(Dataset rows)
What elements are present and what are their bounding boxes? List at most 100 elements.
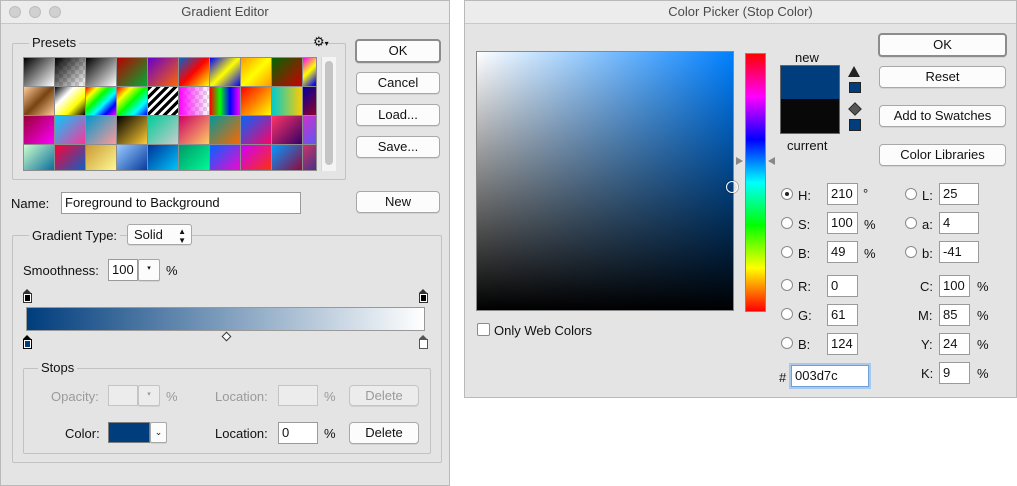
preset-gradient-tile[interactable] xyxy=(24,87,55,116)
blue-input[interactable]: 124 xyxy=(827,333,858,355)
preset-gradient-tile[interactable] xyxy=(148,58,179,87)
preset-gradient-tile[interactable] xyxy=(241,116,272,145)
preset-gradient-tile[interactable] xyxy=(86,87,117,116)
opacity-location-input[interactable] xyxy=(278,385,318,406)
preset-gradient-tile[interactable] xyxy=(117,116,148,145)
lab-l-input[interactable]: 25 xyxy=(939,183,979,205)
yellow-input[interactable]: 24 xyxy=(939,333,970,355)
hue-radio[interactable] xyxy=(781,188,793,200)
zoom-window-icon[interactable] xyxy=(49,6,61,18)
ok-button[interactable]: OK xyxy=(355,39,441,63)
presets-grid[interactable] xyxy=(23,57,317,171)
preset-gradient-tile[interactable] xyxy=(86,116,117,145)
preset-gradient-tile[interactable] xyxy=(303,87,316,116)
saturation-radio[interactable] xyxy=(781,217,793,229)
save-button[interactable]: Save... xyxy=(356,136,440,158)
preset-gradient-tile[interactable] xyxy=(24,116,55,145)
green-input[interactable]: 61 xyxy=(827,304,858,326)
hue-slider-right-arrow-icon[interactable] xyxy=(768,157,775,165)
brightness-radio[interactable] xyxy=(781,246,793,258)
preset-gradient-tile[interactable] xyxy=(55,116,86,145)
preset-gradient-tile[interactable] xyxy=(303,116,316,145)
lab-a-input[interactable]: 4 xyxy=(939,212,979,234)
color-delete-button[interactable]: Delete xyxy=(349,422,419,444)
preset-gradient-tile[interactable] xyxy=(55,145,86,170)
only-web-colors-checkbox[interactable] xyxy=(477,323,490,336)
new-button[interactable]: New xyxy=(356,191,440,213)
opacity-stop-left[interactable] xyxy=(23,289,32,303)
gradient-name-input[interactable]: Foreground to Background xyxy=(61,192,301,214)
picker-ok-button[interactable]: OK xyxy=(878,33,1007,57)
preset-gradient-tile[interactable] xyxy=(24,58,55,87)
hue-slider-left-arrow-icon[interactable] xyxy=(736,157,743,165)
opacity-dropdown-icon[interactable]: ▾ xyxy=(138,385,160,406)
color-location-input[interactable]: 0 xyxy=(278,422,318,444)
red-input[interactable]: 0 xyxy=(827,275,858,297)
black-input[interactable]: 9 xyxy=(939,362,970,384)
saturation-input[interactable]: 100 xyxy=(827,212,858,234)
smoothness-dropdown-icon[interactable]: ▾ xyxy=(138,259,160,281)
preset-gradient-tile[interactable] xyxy=(24,145,55,170)
preset-gradient-tile[interactable] xyxy=(210,145,241,170)
preset-gradient-tile[interactable] xyxy=(303,58,316,87)
opacity-delete-button[interactable]: Delete xyxy=(349,385,419,406)
preset-gradient-tile[interactable] xyxy=(210,87,241,116)
current-color-swatch[interactable] xyxy=(780,99,840,134)
preset-gradient-tile[interactable] xyxy=(210,116,241,145)
hue-input[interactable]: 210 xyxy=(827,183,858,205)
close-window-icon[interactable] xyxy=(9,6,21,18)
magenta-input[interactable]: 85 xyxy=(939,304,970,326)
add-to-swatches-button[interactable]: Add to Swatches xyxy=(879,105,1006,127)
presets-scroll-thumb[interactable] xyxy=(325,61,333,165)
gamut-warning-icon[interactable] xyxy=(848,66,860,77)
preset-gradient-tile[interactable] xyxy=(117,87,148,116)
cancel-button[interactable]: Cancel xyxy=(356,72,440,94)
preset-gradient-tile[interactable] xyxy=(55,58,86,87)
preset-gradient-tile[interactable] xyxy=(148,116,179,145)
preset-gradient-tile[interactable] xyxy=(117,58,148,87)
color-dropdown-icon[interactable]: ⌄ xyxy=(150,422,167,443)
gamut-warning-swatch[interactable] xyxy=(849,82,861,93)
color-stop-left[interactable] xyxy=(23,335,32,349)
preset-gradient-tile[interactable] xyxy=(148,87,179,116)
red-radio[interactable] xyxy=(781,279,793,291)
preset-gradient-tile[interactable] xyxy=(179,116,210,145)
preset-gradient-tile[interactable] xyxy=(179,145,210,170)
presets-scrollbar[interactable] xyxy=(321,57,336,171)
hue-slider[interactable] xyxy=(745,53,766,312)
brightness-input[interactable]: 49 xyxy=(827,241,858,263)
preset-gradient-tile[interactable] xyxy=(241,58,272,87)
green-radio[interactable] xyxy=(781,308,793,320)
gradient-type-select[interactable]: Solid ▲ ▼ xyxy=(127,224,192,245)
blue-radio[interactable] xyxy=(781,337,793,349)
cyan-input[interactable]: 100 xyxy=(939,275,970,297)
lab-l-radio[interactable] xyxy=(905,188,917,200)
preset-gradient-tile[interactable] xyxy=(241,145,272,170)
opacity-stop-right[interactable] xyxy=(419,289,428,303)
lab-b-radio[interactable] xyxy=(905,246,917,258)
opacity-input[interactable] xyxy=(108,385,138,406)
color-field-selector-icon[interactable] xyxy=(726,181,738,193)
reset-button[interactable]: Reset xyxy=(879,66,1006,88)
preset-gradient-tile[interactable] xyxy=(55,87,86,116)
preset-gradient-tile[interactable] xyxy=(86,58,117,87)
hex-input[interactable]: 003d7c xyxy=(791,365,869,387)
stop-color-swatch[interactable] xyxy=(108,422,150,443)
preset-gradient-tile[interactable] xyxy=(148,145,179,170)
preset-gradient-tile[interactable] xyxy=(272,87,303,116)
preset-gradient-tile[interactable] xyxy=(210,58,241,87)
web-safe-cube-icon[interactable] xyxy=(848,102,862,116)
preset-gradient-tile[interactable] xyxy=(272,58,303,87)
gradient-preview-bar[interactable] xyxy=(26,307,425,331)
minimize-window-icon[interactable] xyxy=(29,6,41,18)
web-safe-swatch[interactable] xyxy=(849,119,861,131)
load-button[interactable]: Load... xyxy=(356,104,440,126)
preset-gradient-tile[interactable] xyxy=(241,87,272,116)
preset-gradient-tile[interactable] xyxy=(303,145,316,170)
color-stop-right[interactable] xyxy=(419,335,428,349)
lab-a-radio[interactable] xyxy=(905,217,917,229)
preset-gradient-tile[interactable] xyxy=(86,145,117,170)
color-libraries-button[interactable]: Color Libraries xyxy=(879,144,1006,166)
color-field[interactable] xyxy=(476,51,734,311)
presets-gear-icon[interactable]: ⚙▾ xyxy=(313,34,329,50)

* _To do_:
Copy out every line of the material above word for word, leaving out the pictures.

* _Finished exercise_:
What elements are present and what are their bounding boxes? List at most 100 elements.
preset-gradient-tile[interactable] xyxy=(24,87,55,116)
blue-input[interactable]: 124 xyxy=(827,333,858,355)
preset-gradient-tile[interactable] xyxy=(148,58,179,87)
preset-gradient-tile[interactable] xyxy=(241,116,272,145)
preset-gradient-tile[interactable] xyxy=(86,87,117,116)
opacity-location-input[interactable] xyxy=(278,385,318,406)
preset-gradient-tile[interactable] xyxy=(117,116,148,145)
lab-l-input[interactable]: 25 xyxy=(939,183,979,205)
yellow-input[interactable]: 24 xyxy=(939,333,970,355)
hue-radio[interactable] xyxy=(781,188,793,200)
zoom-window-icon[interactable] xyxy=(49,6,61,18)
ok-button[interactable]: OK xyxy=(355,39,441,63)
presets-grid[interactable] xyxy=(23,57,317,171)
preset-gradient-tile[interactable] xyxy=(86,116,117,145)
preset-gradient-tile[interactable] xyxy=(303,87,316,116)
saturation-radio[interactable] xyxy=(781,217,793,229)
save-button[interactable]: Save... xyxy=(356,136,440,158)
preset-gradient-tile[interactable] xyxy=(24,116,55,145)
green-input[interactable]: 61 xyxy=(827,304,858,326)
hue-slider-right-arrow-icon[interactable] xyxy=(768,157,775,165)
brightness-radio[interactable] xyxy=(781,246,793,258)
preset-gradient-tile[interactable] xyxy=(55,116,86,145)
preset-gradient-tile[interactable] xyxy=(303,116,316,145)
lab-a-input[interactable]: 4 xyxy=(939,212,979,234)
color-delete-button[interactable]: Delete xyxy=(349,422,419,444)
preset-gradient-tile[interactable] xyxy=(55,145,86,170)
only-web-colors-checkbox[interactable] xyxy=(477,323,490,336)
new-button[interactable]: New xyxy=(356,191,440,213)
opacity-stop-left[interactable] xyxy=(23,289,32,303)
gradient-name-input[interactable]: Foreground to Background xyxy=(61,192,301,214)
picker-ok-button[interactable]: OK xyxy=(878,33,1007,57)
preset-gradient-tile[interactable] xyxy=(24,58,55,87)
hue-slider-left-arrow-icon[interactable] xyxy=(736,157,743,165)
opacity-dropdown-icon[interactable]: ▾ xyxy=(138,385,160,406)
color-location-input[interactable]: 0 xyxy=(278,422,318,444)
red-input[interactable]: 0 xyxy=(827,275,858,297)
black-input[interactable]: 9 xyxy=(939,362,970,384)
saturation-input[interactable]: 100 xyxy=(827,212,858,234)
smoothness-dropdown-icon[interactable]: ▾ xyxy=(138,259,160,281)
preset-gradient-tile[interactable] xyxy=(24,145,55,170)
preset-gradient-tile[interactable] xyxy=(210,145,241,170)
preset-gradient-tile[interactable] xyxy=(303,58,316,87)
opacity-delete-button[interactable]: Delete xyxy=(349,385,419,406)
preset-gradient-tile[interactable] xyxy=(210,87,241,116)
current-color-swatch[interactable] xyxy=(780,99,840,134)
preset-gradient-tile[interactable] xyxy=(210,116,241,145)
hue-input[interactable]: 210 xyxy=(827,183,858,205)
close-window-icon[interactable] xyxy=(9,6,21,18)
magenta-input[interactable]: 85 xyxy=(939,304,970,326)
add-to-swatches-button[interactable]: Add to Swatches xyxy=(879,105,1006,127)
presets-scroll-thumb[interactable] xyxy=(325,61,333,165)
gamut-warning-icon[interactable] xyxy=(848,66,860,77)
preset-gradient-tile[interactable] xyxy=(117,87,148,116)
cancel-button[interactable]: Cancel xyxy=(356,72,440,94)
preset-gradient-tile[interactable] xyxy=(55,58,86,87)
preset-gradient-tile[interactable] xyxy=(148,116,179,145)
preset-gradient-tile[interactable] xyxy=(117,58,148,87)
color-dropdown-icon[interactable]: ⌄ xyxy=(150,422,167,443)
gamut-warning-swatch[interactable] xyxy=(849,82,861,93)
color-stop-left[interactable] xyxy=(23,335,32,349)
preset-gradient-tile[interactable] xyxy=(148,87,179,116)
red-radio[interactable] xyxy=(781,279,793,291)
preset-gradient-tile[interactable] xyxy=(179,116,210,145)
preset-gradient-tile[interactable] xyxy=(179,145,210,170)
presets-scrollbar[interactable] xyxy=(321,57,336,171)
hue-slider[interactable] xyxy=(745,53,766,312)
brightness-input[interactable]: 49 xyxy=(827,241,858,263)
preset-gradient-tile[interactable] xyxy=(241,58,272,87)
green-radio[interactable] xyxy=(781,308,793,320)
gradient-type-select[interactable]: Solid ▲ ▼ xyxy=(127,224,192,245)
blue-radio[interactable] xyxy=(781,337,793,349)
cyan-input[interactable]: 100 xyxy=(939,275,970,297)
lab-l-radio[interactable] xyxy=(905,188,917,200)
preset-gradient-tile[interactable] xyxy=(241,145,272,170)
opacity-stop-right[interactable] xyxy=(419,289,428,303)
lab-b-radio[interactable] xyxy=(905,246,917,258)
opacity-input[interactable] xyxy=(108,385,138,406)
color-field-selector-icon[interactable] xyxy=(726,181,738,193)
reset-button[interactable]: Reset xyxy=(879,66,1006,88)
preset-gradient-tile[interactable] xyxy=(55,87,86,116)
preset-gradient-tile[interactable] xyxy=(86,58,117,87)
hex-input[interactable]: 003d7c xyxy=(791,365,869,387)
stop-color-swatch[interactable] xyxy=(108,422,150,443)
preset-gradient-tile[interactable] xyxy=(148,145,179,170)
preset-gradient-tile[interactable] xyxy=(272,87,303,116)
preset-gradient-tile[interactable] xyxy=(210,58,241,87)
web-safe-cube-icon[interactable] xyxy=(848,102,862,116)
preset-gradient-tile[interactable] xyxy=(272,58,303,87)
gradient-preview-bar[interactable] xyxy=(26,307,425,331)
minimize-window-icon[interactable] xyxy=(29,6,41,18)
web-safe-swatch[interactable] xyxy=(849,119,861,131)
load-button[interactable]: Load... xyxy=(356,104,440,126)
preset-gradient-tile[interactable] xyxy=(241,87,272,116)
preset-gradient-tile[interactable] xyxy=(303,145,316,170)
color-stop-right[interactable] xyxy=(419,335,428,349)
lab-a-radio[interactable] xyxy=(905,217,917,229)
preset-gradient-tile[interactable] xyxy=(86,145,117,170)
color-libraries-button[interactable]: Color Libraries xyxy=(879,144,1006,166)
color-field[interactable] xyxy=(476,51,734,311)
presets-gear-icon[interactable]: ⚙▾ xyxy=(313,34,329,50)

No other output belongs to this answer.